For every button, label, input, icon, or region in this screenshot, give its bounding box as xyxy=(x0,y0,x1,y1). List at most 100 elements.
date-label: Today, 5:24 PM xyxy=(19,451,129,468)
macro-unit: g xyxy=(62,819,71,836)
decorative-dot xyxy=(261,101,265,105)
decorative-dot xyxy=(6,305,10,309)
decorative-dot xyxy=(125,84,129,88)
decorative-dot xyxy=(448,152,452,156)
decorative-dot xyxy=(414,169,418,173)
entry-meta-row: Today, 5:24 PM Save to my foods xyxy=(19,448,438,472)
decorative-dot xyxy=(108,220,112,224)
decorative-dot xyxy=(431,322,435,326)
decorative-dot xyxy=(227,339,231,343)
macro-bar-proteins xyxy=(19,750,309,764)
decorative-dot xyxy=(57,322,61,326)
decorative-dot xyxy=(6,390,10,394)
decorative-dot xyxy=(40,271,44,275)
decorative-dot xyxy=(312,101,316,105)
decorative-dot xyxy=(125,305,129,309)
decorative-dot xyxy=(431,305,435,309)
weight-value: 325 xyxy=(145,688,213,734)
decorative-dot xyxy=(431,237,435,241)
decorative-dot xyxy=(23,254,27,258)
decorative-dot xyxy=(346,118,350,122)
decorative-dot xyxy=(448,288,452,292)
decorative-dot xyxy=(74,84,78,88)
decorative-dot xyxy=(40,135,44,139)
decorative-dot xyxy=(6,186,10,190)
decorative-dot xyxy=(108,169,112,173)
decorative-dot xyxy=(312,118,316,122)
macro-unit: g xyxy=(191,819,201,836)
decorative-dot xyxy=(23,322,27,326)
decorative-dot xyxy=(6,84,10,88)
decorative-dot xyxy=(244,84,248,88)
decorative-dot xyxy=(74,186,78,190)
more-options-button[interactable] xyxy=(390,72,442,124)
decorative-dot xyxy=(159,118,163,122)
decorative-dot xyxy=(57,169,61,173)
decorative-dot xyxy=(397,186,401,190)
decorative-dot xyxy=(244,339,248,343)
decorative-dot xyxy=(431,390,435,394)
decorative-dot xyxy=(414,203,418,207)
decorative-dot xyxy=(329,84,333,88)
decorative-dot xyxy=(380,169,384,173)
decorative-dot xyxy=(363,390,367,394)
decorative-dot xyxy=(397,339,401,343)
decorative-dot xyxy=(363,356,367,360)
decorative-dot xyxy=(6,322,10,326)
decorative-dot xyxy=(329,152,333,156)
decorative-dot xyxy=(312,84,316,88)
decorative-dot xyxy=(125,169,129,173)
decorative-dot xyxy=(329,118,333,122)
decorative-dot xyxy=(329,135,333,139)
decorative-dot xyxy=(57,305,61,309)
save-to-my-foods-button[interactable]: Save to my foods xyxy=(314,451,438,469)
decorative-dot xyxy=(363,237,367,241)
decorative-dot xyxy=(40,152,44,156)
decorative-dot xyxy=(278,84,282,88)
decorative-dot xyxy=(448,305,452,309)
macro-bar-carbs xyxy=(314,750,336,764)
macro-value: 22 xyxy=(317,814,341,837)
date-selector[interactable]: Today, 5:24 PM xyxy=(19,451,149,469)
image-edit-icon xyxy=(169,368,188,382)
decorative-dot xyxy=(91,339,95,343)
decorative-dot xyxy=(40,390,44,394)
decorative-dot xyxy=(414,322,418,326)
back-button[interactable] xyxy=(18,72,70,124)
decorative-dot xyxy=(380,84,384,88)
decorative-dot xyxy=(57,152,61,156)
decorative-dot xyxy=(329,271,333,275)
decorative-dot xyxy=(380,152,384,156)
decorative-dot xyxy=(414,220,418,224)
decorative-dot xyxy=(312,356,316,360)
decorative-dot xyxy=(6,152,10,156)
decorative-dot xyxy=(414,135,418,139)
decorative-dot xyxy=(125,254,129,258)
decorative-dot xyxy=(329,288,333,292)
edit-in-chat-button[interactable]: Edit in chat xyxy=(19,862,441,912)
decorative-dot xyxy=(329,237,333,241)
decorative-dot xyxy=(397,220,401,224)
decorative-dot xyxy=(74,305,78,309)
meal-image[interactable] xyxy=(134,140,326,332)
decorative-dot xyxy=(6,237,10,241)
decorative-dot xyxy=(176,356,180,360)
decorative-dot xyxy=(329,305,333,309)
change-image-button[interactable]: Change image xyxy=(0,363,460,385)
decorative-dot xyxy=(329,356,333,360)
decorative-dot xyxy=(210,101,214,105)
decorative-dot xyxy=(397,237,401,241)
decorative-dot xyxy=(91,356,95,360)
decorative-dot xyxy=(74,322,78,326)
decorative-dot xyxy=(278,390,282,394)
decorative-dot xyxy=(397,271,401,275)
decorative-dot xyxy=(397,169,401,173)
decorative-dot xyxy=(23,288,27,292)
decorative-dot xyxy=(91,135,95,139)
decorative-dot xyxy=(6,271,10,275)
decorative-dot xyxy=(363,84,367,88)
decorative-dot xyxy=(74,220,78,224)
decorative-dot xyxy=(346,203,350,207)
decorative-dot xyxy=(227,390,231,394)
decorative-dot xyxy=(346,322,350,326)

=-=-=

§ Task requirements:
The entries above must each be repeated exactly.

§ Answer to this task:
For every button, label, input, icon, or region in this screenshot, give its bounding box as xyxy=(x0,y0,x1,y1). List at most 100 elements.
date-label: Today, 5:24 PM xyxy=(19,451,129,468)
macro-unit: g xyxy=(62,819,71,836)
decorative-dot xyxy=(261,101,265,105)
decorative-dot xyxy=(6,305,10,309)
decorative-dot xyxy=(125,84,129,88)
decorative-dot xyxy=(448,152,452,156)
decorative-dot xyxy=(414,169,418,173)
entry-meta-row: Today, 5:24 PM Save to my foods xyxy=(19,448,438,472)
decorative-dot xyxy=(108,220,112,224)
decorative-dot xyxy=(431,322,435,326)
decorative-dot xyxy=(227,339,231,343)
macro-bar-proteins xyxy=(19,750,309,764)
decorative-dot xyxy=(57,322,61,326)
decorative-dot xyxy=(6,390,10,394)
decorative-dot xyxy=(40,271,44,275)
decorative-dot xyxy=(312,101,316,105)
decorative-dot xyxy=(125,305,129,309)
decorative-dot xyxy=(431,305,435,309)
weight-value: 325 xyxy=(145,688,213,734)
decorative-dot xyxy=(431,237,435,241)
decorative-dot xyxy=(23,254,27,258)
decorative-dot xyxy=(346,118,350,122)
decorative-dot xyxy=(448,288,452,292)
decorative-dot xyxy=(74,84,78,88)
decorative-dot xyxy=(40,135,44,139)
decorative-dot xyxy=(6,186,10,190)
decorative-dot xyxy=(108,169,112,173)
decorative-dot xyxy=(312,118,316,122)
macro-unit: g xyxy=(191,819,201,836)
decorative-dot xyxy=(23,322,27,326)
decorative-dot xyxy=(6,84,10,88)
decorative-dot xyxy=(244,84,248,88)
decorative-dot xyxy=(74,186,78,190)
more-options-button[interactable] xyxy=(390,72,442,124)
decorative-dot xyxy=(159,118,163,122)
decorative-dot xyxy=(57,169,61,173)
decorative-dot xyxy=(397,186,401,190)
decorative-dot xyxy=(244,339,248,343)
decorative-dot xyxy=(431,390,435,394)
decorative-dot xyxy=(414,203,418,207)
decorative-dot xyxy=(329,84,333,88)
decorative-dot xyxy=(380,169,384,173)
decorative-dot xyxy=(363,390,367,394)
decorative-dot xyxy=(397,339,401,343)
decorative-dot xyxy=(363,356,367,360)
decorative-dot xyxy=(6,322,10,326)
decorative-dot xyxy=(329,152,333,156)
decorative-dot xyxy=(312,84,316,88)
decorative-dot xyxy=(125,169,129,173)
decorative-dot xyxy=(329,118,333,122)
decorative-dot xyxy=(329,135,333,139)
decorative-dot xyxy=(57,305,61,309)
save-to-my-foods-button[interactable]: Save to my foods xyxy=(314,451,438,469)
decorative-dot xyxy=(363,237,367,241)
decorative-dot xyxy=(40,152,44,156)
decorative-dot xyxy=(278,84,282,88)
decorative-dot xyxy=(448,305,452,309)
macro-bar-carbs xyxy=(314,750,336,764)
macro-value: 22 xyxy=(317,814,341,837)
date-selector[interactable]: Today, 5:24 PM xyxy=(19,451,149,469)
image-edit-icon xyxy=(169,368,188,382)
decorative-dot xyxy=(91,339,95,343)
decorative-dot xyxy=(40,390,44,394)
decorative-dot xyxy=(414,322,418,326)
back-button[interactable] xyxy=(18,72,70,124)
decorative-dot xyxy=(380,84,384,88)
decorative-dot xyxy=(57,152,61,156)
decorative-dot xyxy=(329,271,333,275)
decorative-dot xyxy=(380,152,384,156)
decorative-dot xyxy=(414,220,418,224)
decorative-dot xyxy=(312,356,316,360)
decorative-dot xyxy=(6,152,10,156)
decorative-dot xyxy=(414,135,418,139)
decorative-dot xyxy=(125,254,129,258)
decorative-dot xyxy=(329,288,333,292)
edit-in-chat-button[interactable]: Edit in chat xyxy=(19,862,441,912)
decorative-dot xyxy=(329,237,333,241)
decorative-dot xyxy=(397,220,401,224)
decorative-dot xyxy=(74,305,78,309)
meal-image[interactable] xyxy=(134,140,326,332)
decorative-dot xyxy=(6,237,10,241)
decorative-dot xyxy=(176,356,180,360)
decorative-dot xyxy=(329,305,333,309)
change-image-button[interactable]: Change image xyxy=(0,363,460,385)
decorative-dot xyxy=(329,356,333,360)
decorative-dot xyxy=(210,101,214,105)
decorative-dot xyxy=(397,237,401,241)
decorative-dot xyxy=(91,356,95,360)
decorative-dot xyxy=(74,322,78,326)
decorative-dot xyxy=(278,390,282,394)
decorative-dot xyxy=(397,271,401,275)
decorative-dot xyxy=(397,169,401,173)
decorative-dot xyxy=(23,288,27,292)
decorative-dot xyxy=(91,135,95,139)
decorative-dot xyxy=(6,271,10,275)
decorative-dot xyxy=(363,84,367,88)
decorative-dot xyxy=(74,220,78,224)
decorative-dot xyxy=(346,203,350,207)
decorative-dot xyxy=(227,390,231,394)
decorative-dot xyxy=(346,322,350,326)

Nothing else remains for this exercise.